**Task objective**
Write the data out again, character for character, with no images.
______________________________
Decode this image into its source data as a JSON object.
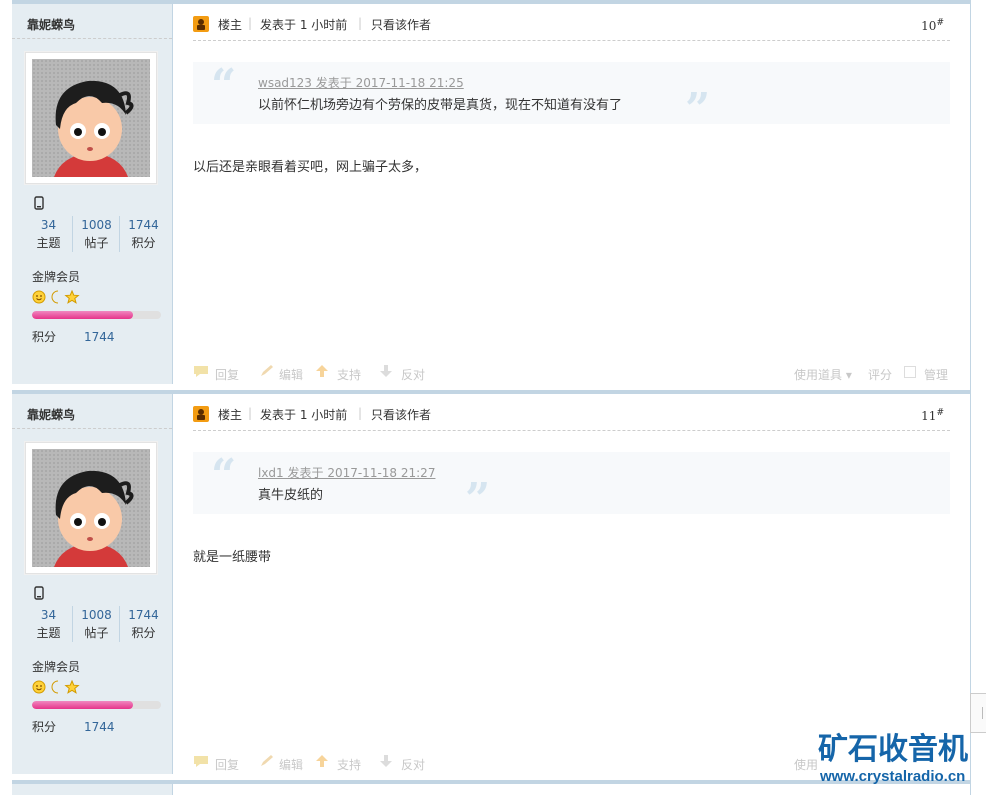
{
  "posts": [
    {
      "author": "靠妮蝾鸟",
      "stats": [
        {
          "num": "34",
          "label": "主题"
        },
        {
          "num": "1008",
          "label": "帖子"
        },
        {
          "num": "1744",
          "label": "积分"
        }
      ],
      "grade": "金牌会员",
      "progress": 0.78,
      "points_label": "积分",
      "points_value": "1744",
      "header": {
        "owner_label": "楼主",
        "posted": "发表于 1 小时前",
        "only_author": "只看该作者",
        "floor": "10",
        "floor_mark": "#"
      },
      "quote": {
        "meta": "wsad123 发表于 2017-11-18 21:25",
        "text": "以前怀仁机场旁边有个劳保的皮带是真货，现在不知道有没有了"
      },
      "body": "以后还是亲眼看着买吧，网上骗子太多，",
      "footer": {
        "reply": "回复",
        "edit": "编辑",
        "support": "支持",
        "oppose": "反对",
        "use_tool": "使用道具",
        "rate": "评分",
        "manage": "管理"
      }
    },
    {
      "author": "靠妮蝾鸟",
      "stats": [
        {
          "num": "34",
          "label": "主题"
        },
        {
          "num": "1008",
          "label": "帖子"
        },
        {
          "num": "1744",
          "label": "积分"
        }
      ],
      "grade": "金牌会员",
      "progress": 0.78,
      "points_label": "积分",
      "points_value": "1744",
      "header": {
        "owner_label": "楼主",
        "posted": "发表于 1 小时前",
        "only_author": "只看该作者",
        "floor": "11",
        "floor_mark": "#"
      },
      "quote": {
        "meta": "lxd1 发表于 2017-11-18 21:27",
        "text": "真牛皮纸的"
      },
      "body": "就是一纸腰带",
      "footer": {
        "reply": "回复",
        "edit": "编辑",
        "support": "支持",
        "oppose": "反对",
        "use_tool": "使用"
      }
    }
  ],
  "watermark": {
    "cn": "矿石收音机",
    "url": "www.crystalradio.cn"
  },
  "colors": {
    "sidebar_bg": "#e5edf2",
    "border": "#c2d5e3",
    "link_blue": "#336699",
    "brand_blue": "#1565a9",
    "progress_pink": "#e6348a"
  }
}
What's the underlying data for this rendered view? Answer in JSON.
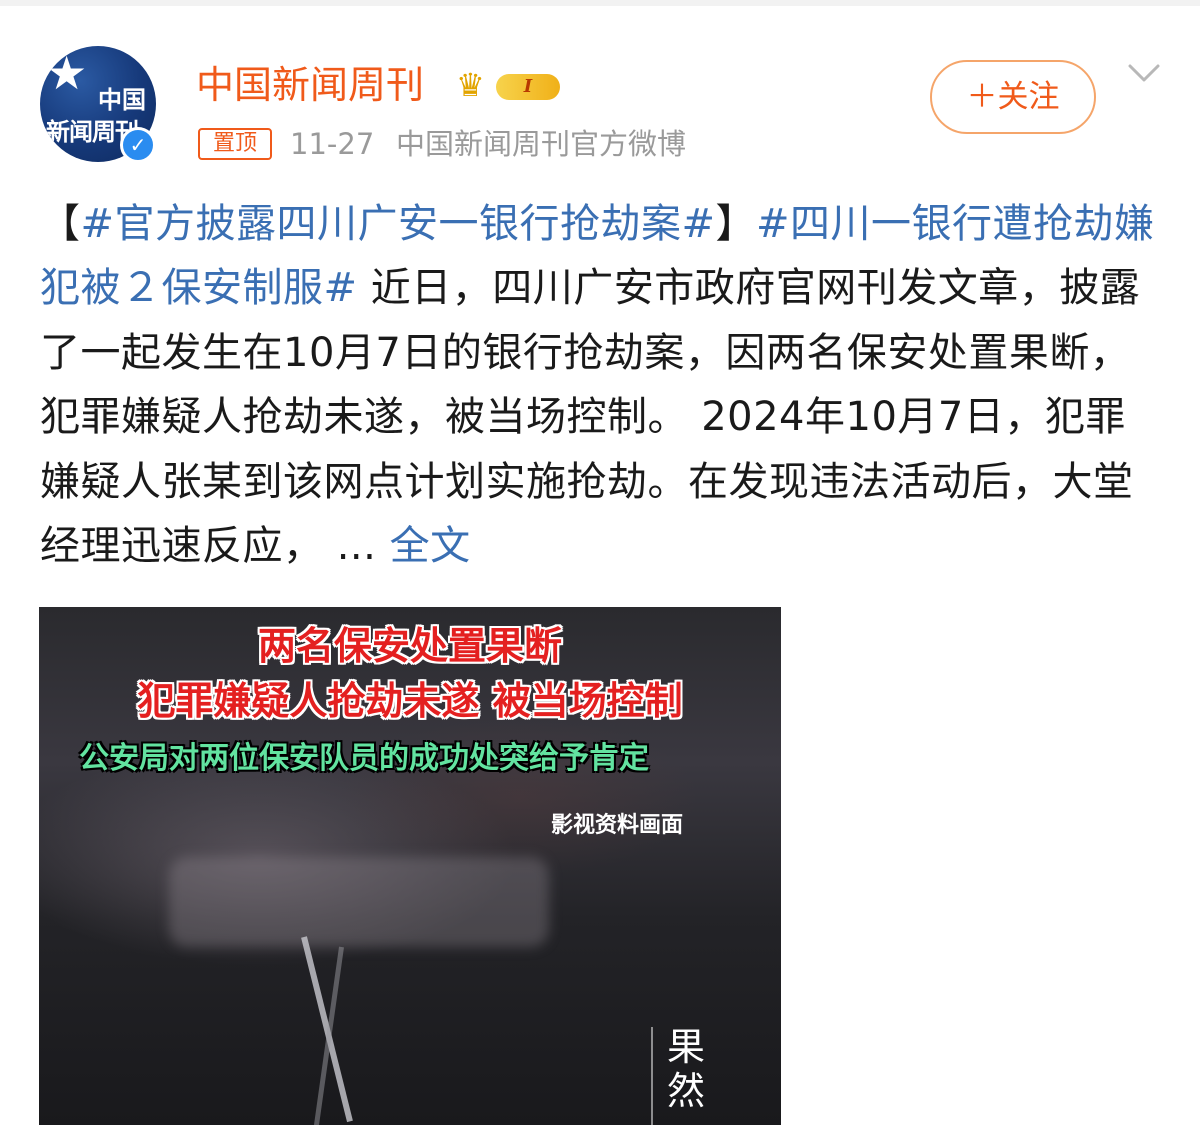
{
  "header": {
    "avatar_text_line1": "中国",
    "avatar_text_line2": "新闻周刊",
    "username": "中国新闻周刊",
    "level_badge": "I",
    "pin_label": "置顶",
    "date": "11-27",
    "source": "中国新闻周刊官方微博",
    "follow_label": "＋关注"
  },
  "post": {
    "open_bracket": "【",
    "hashtag1": "#官方披露四川广安一银行抢劫案#",
    "close_bracket": "】",
    "hashtag2": "#四川一银行遭抢劫嫌犯被２保安制服#",
    "body": " 近日，四川广安市政府官网刊发文章，披露了一起发生在10月7日的银行抢劫案，因两名保安处置果断，犯罪嫌疑人抢劫未遂，被当场控制。 2024年10月7日，犯罪嫌疑人张某到该网点计划实施抢劫。在发现违法活动后，大堂经理迅速反应，  ... ",
    "full_text_link": "全文"
  },
  "media": {
    "caption_line1": "两名保安处置果断",
    "caption_line2": "犯罪嫌疑人抢劫未遂 被当场控制",
    "caption_line3": "公安局对两位保安队员的成功处突给予肯定",
    "note": "影视资料画面",
    "side_text": "果然"
  },
  "colors": {
    "accent_orange": "#f05a1a",
    "link_blue": "#3a6fb3",
    "meta_gray": "#9a9a9a",
    "verified_blue": "#2a8cf0"
  },
  "icons": [
    "verified-icon",
    "crown-icon",
    "chevron-down-icon"
  ]
}
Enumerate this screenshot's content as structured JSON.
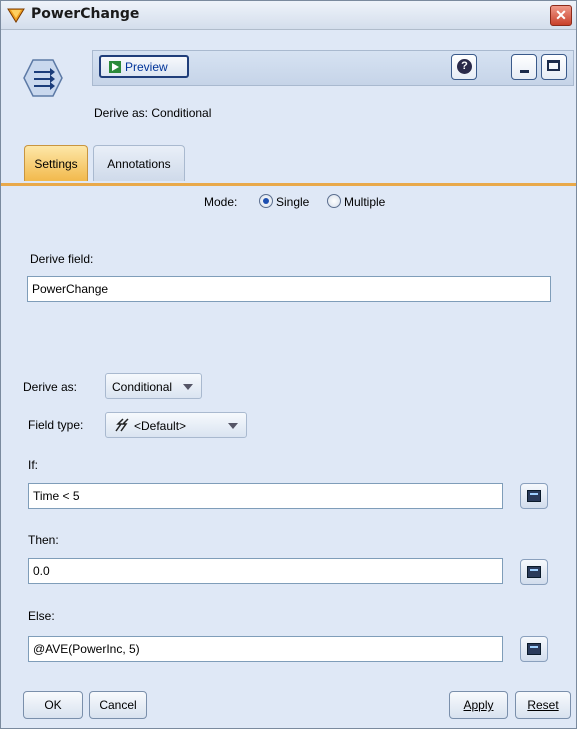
{
  "window": {
    "title": "PowerChange",
    "close_glyph": "✕"
  },
  "header": {
    "preview_label": "Preview",
    "help_glyph": "?",
    "derive_as_text": "Derive as: Conditional"
  },
  "tabs": [
    {
      "label": "Settings",
      "active": true
    },
    {
      "label": "Annotations",
      "active": false
    }
  ],
  "settings": {
    "mode_label": "Mode:",
    "mode_options": [
      {
        "label": "Single",
        "selected": true
      },
      {
        "label": "Multiple",
        "selected": false
      }
    ],
    "derive_field_label": "Derive field:",
    "derive_field_value": "PowerChange",
    "derive_as_label": "Derive as:",
    "derive_as_value": "Conditional",
    "field_type_label": "Field type:",
    "field_type_value": "<Default>",
    "if_label": "If:",
    "if_value": "Time < 5",
    "then_label": "Then:",
    "then_value": "0.0",
    "else_label": "Else:",
    "else_value": "@AVE(PowerInc, 5)"
  },
  "footer": {
    "ok_label": "OK",
    "cancel_label": "Cancel",
    "apply_label": "Apply",
    "reset_label": "Reset"
  },
  "colors": {
    "panel_bg": "#dfe8f6",
    "active_tab": "#f2b94c",
    "tab_underline": "#e9a94a",
    "link_blue": "#003399"
  },
  "icons": {
    "title": "derive-node-diamond-icon",
    "node": "derive-node-icon",
    "preview": "play-table-icon",
    "help": "help-icon",
    "minimize": "minimize-icon",
    "maximize": "maximize-icon",
    "field_type": "lightning-icon",
    "expression_builder": "calculator-icon"
  }
}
______________________________
**Worked answer**
Decode this image into its source data as a JSON object.
{
  "posts": [
    {
      "author": "靠妮蝾鸟",
      "stats": [
        {
          "num": "34",
          "label": "主题"
        },
        {
          "num": "1008",
          "label": "帖子"
        },
        {
          "num": "1744",
          "label": "积分"
        }
      ],
      "grade": "金牌会员",
      "progress": 0.78,
      "points_label": "积分",
      "points_value": "1744",
      "header": {
        "owner_label": "楼主",
        "posted": "发表于 1 小时前",
        "only_author": "只看该作者",
        "floor": "10",
        "floor_mark": "#"
      },
      "quote": {
        "meta": "wsad123 发表于 2017-11-18 21:25",
        "text": "以前怀仁机场旁边有个劳保的皮带是真货，现在不知道有没有了"
      },
      "body": "以后还是亲眼看着买吧，网上骗子太多，",
      "footer": {
        "reply": "回复",
        "edit": "编辑",
        "support": "支持",
        "oppose": "反对",
        "use_tool": "使用道具",
        "rate": "评分",
        "manage": "管理"
      }
    },
    {
      "author": "靠妮蝾鸟",
      "stats": [
        {
          "num": "34",
          "label": "主题"
        },
        {
          "num": "1008",
          "label": "帖子"
        },
        {
          "num": "1744",
          "label": "积分"
        }
      ],
      "grade": "金牌会员",
      "progress": 0.78,
      "points_label": "积分",
      "points_value": "1744",
      "header": {
        "owner_label": "楼主",
        "posted": "发表于 1 小时前",
        "only_author": "只看该作者",
        "floor": "11",
        "floor_mark": "#"
      },
      "quote": {
        "meta": "lxd1 发表于 2017-11-18 21:27",
        "text": "真牛皮纸的"
      },
      "body": "就是一纸腰带",
      "footer": {
        "reply": "回复",
        "edit": "编辑",
        "support": "支持",
        "oppose": "反对",
        "use_tool": "使用"
      }
    }
  ],
  "watermark": {
    "cn": "矿石收音机",
    "url": "www.crystalradio.cn"
  },
  "colors": {
    "sidebar_bg": "#e5edf2",
    "border": "#c2d5e3",
    "link_blue": "#336699",
    "brand_blue": "#1565a9",
    "progress_pink": "#e6348a"
  }
}
What's the underlying data for this rendered view? Answer in JSON.
{
  "header": {
    "avatar_text_line1": "中国",
    "avatar_text_line2": "新闻周刊",
    "username": "中国新闻周刊",
    "level_badge": "I",
    "pin_label": "置顶",
    "date": "11-27",
    "source": "中国新闻周刊官方微博",
    "follow_label": "＋关注"
  },
  "post": {
    "open_bracket": "【",
    "hashtag1": "#官方披露四川广安一银行抢劫案#",
    "close_bracket": "】",
    "hashtag2": "#四川一银行遭抢劫嫌犯被２保安制服#",
    "body": " 近日，四川广安市政府官网刊发文章，披露了一起发生在10月7日的银行抢劫案，因两名保安处置果断，犯罪嫌疑人抢劫未遂，被当场控制。 2024年10月7日，犯罪嫌疑人张某到该网点计划实施抢劫。在发现违法活动后，大堂经理迅速反应，  ... ",
    "full_text_link": "全文"
  },
  "media": {
    "caption_line1": "两名保安处置果断",
    "caption_line2": "犯罪嫌疑人抢劫未遂 被当场控制",
    "caption_line3": "公安局对两位保安队员的成功处突给予肯定",
    "note": "影视资料画面",
    "side_text": "果然"
  },
  "colors": {
    "accent_orange": "#f05a1a",
    "link_blue": "#3a6fb3",
    "meta_gray": "#9a9a9a",
    "verified_blue": "#2a8cf0"
  },
  "icons": [
    "verified-icon",
    "crown-icon",
    "chevron-down-icon"
  ]
}
Enumerate this screenshot's content as structured JSON.
{
  "window": {
    "title": "PowerChange",
    "close_glyph": "✕"
  },
  "header": {
    "preview_label": "Preview",
    "help_glyph": "?",
    "derive_as_text": "Derive as: Conditional"
  },
  "tabs": [
    {
      "label": "Settings",
      "active": true
    },
    {
      "label": "Annotations",
      "active": false
    }
  ],
  "settings": {
    "mode_label": "Mode:",
    "mode_options": [
      {
        "label": "Single",
        "selected": true
      },
      {
        "label": "Multiple",
        "selected": false
      }
    ],
    "derive_field_label": "Derive field:",
    "derive_field_value": "PowerChange",
    "derive_as_label": "Derive as:",
    "derive_as_value": "Conditional",
    "field_type_label": "Field type:",
    "field_type_value": "<Default>",
    "if_label": "If:",
    "if_value": "Time < 5",
    "then_label": "Then:",
    "then_value": "0.0",
    "else_label": "Else:",
    "else_value": "@AVE(PowerInc, 5)"
  },
  "footer": {
    "ok_label": "OK",
    "cancel_label": "Cancel",
    "apply_label": "Apply",
    "reset_label": "Reset"
  },
  "colors": {
    "panel_bg": "#dfe8f6",
    "active_tab": "#f2b94c",
    "tab_underline": "#e9a94a",
    "link_blue": "#003399"
  },
  "icons": {
    "title": "derive-node-diamond-icon",
    "node": "derive-node-icon",
    "preview": "play-table-icon",
    "help": "help-icon",
    "minimize": "minimize-icon",
    "maximize": "maximize-icon",
    "field_type": "lightning-icon",
    "expression_builder": "calculator-icon"
  }
}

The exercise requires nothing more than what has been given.